What the exercise asks>
Give the records back in full, exactly as they read.

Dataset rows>
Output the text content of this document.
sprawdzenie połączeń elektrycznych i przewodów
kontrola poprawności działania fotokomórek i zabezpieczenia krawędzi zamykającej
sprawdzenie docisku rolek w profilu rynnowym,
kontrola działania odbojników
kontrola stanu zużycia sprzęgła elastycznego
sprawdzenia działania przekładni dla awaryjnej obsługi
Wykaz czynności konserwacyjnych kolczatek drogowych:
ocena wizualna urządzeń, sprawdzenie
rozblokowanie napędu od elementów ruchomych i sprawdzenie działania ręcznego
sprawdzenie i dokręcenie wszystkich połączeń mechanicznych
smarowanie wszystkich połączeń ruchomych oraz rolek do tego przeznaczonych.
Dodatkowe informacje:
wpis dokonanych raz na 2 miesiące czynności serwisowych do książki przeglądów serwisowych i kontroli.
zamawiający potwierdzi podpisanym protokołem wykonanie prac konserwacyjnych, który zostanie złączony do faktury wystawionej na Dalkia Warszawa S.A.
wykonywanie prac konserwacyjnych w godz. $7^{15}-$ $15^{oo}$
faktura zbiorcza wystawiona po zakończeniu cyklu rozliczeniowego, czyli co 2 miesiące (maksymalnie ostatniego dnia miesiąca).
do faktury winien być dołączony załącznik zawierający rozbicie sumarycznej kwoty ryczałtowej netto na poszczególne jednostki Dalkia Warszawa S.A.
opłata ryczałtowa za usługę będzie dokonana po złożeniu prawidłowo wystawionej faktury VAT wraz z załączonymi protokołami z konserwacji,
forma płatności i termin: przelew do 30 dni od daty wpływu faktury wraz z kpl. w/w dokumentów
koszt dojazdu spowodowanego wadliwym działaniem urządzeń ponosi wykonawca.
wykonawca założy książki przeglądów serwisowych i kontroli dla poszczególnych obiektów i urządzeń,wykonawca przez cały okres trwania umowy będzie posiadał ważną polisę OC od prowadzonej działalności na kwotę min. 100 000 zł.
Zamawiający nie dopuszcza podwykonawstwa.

Reply to the exercise>
Output the text content of this document.
sprawdzenie połączeń elektrycznych i przewodów
kontrola poprawności działania fotokomórek i zabezpieczenia krawędzi zamykającej
sprawdzenie docisku rolek w profilu rynnowym,
kontrola działania odbojników
kontrola stanu zużycia sprzęgła elastycznego
sprawdzenia działania przekładni dla awaryjnej obsługi
Wykaz czynności konserwacyjnych kolczatek drogowych:
ocena wizualna urządzeń, sprawdzenie
rozblokowanie napędu od elementów ruchomych i sprawdzenie działania ręcznego
sprawdzenie i dokręcenie wszystkich połączeń mechanicznych
smarowanie wszystkich połączeń ruchomych oraz rolek do tego przeznaczonych.
Dodatkowe informacje:
wpis dokonanych raz na 2 miesiące czynności serwisowych do książki przeglądów serwisowych i kontroli.
zamawiający potwierdzi podpisanym protokołem wykonanie prac konserwacyjnych, który zostanie złączony do faktury wystawionej na Dalkia Warszawa S.A.
wykonywanie prac konserwacyjnych w godz. $7^{15}-$ $15^{oo}$
faktura zbiorcza wystawiona po zakończeniu cyklu rozliczeniowego, czyli co 2 miesiące (maksymalnie ostatniego dnia miesiąca).
do faktury winien być dołączony załącznik zawierający rozbicie sumarycznej kwoty ryczałtowej netto na poszczególne jednostki Dalkia Warszawa S.A.
opłata ryczałtowa za usługę będzie dokonana po złożeniu prawidłowo wystawionej faktury VAT wraz z załączonymi protokołami z konserwacji,
forma płatności i termin: przelew do 30 dni od daty wpływu faktury wraz z kpl. w/w dokumentów
koszt dojazdu spowodowanego wadliwym działaniem urządzeń ponosi wykonawca.
wykonawca założy książki przeglądów serwisowych i kontroli dla poszczególnych obiektów i urządzeń,wykonawca przez cały okres trwania umowy będzie posiadał ważną polisę OC od prowadzonej działalności na kwotę min. 100 000 zł.
Zamawiający nie dopuszcza podwykonawstwa.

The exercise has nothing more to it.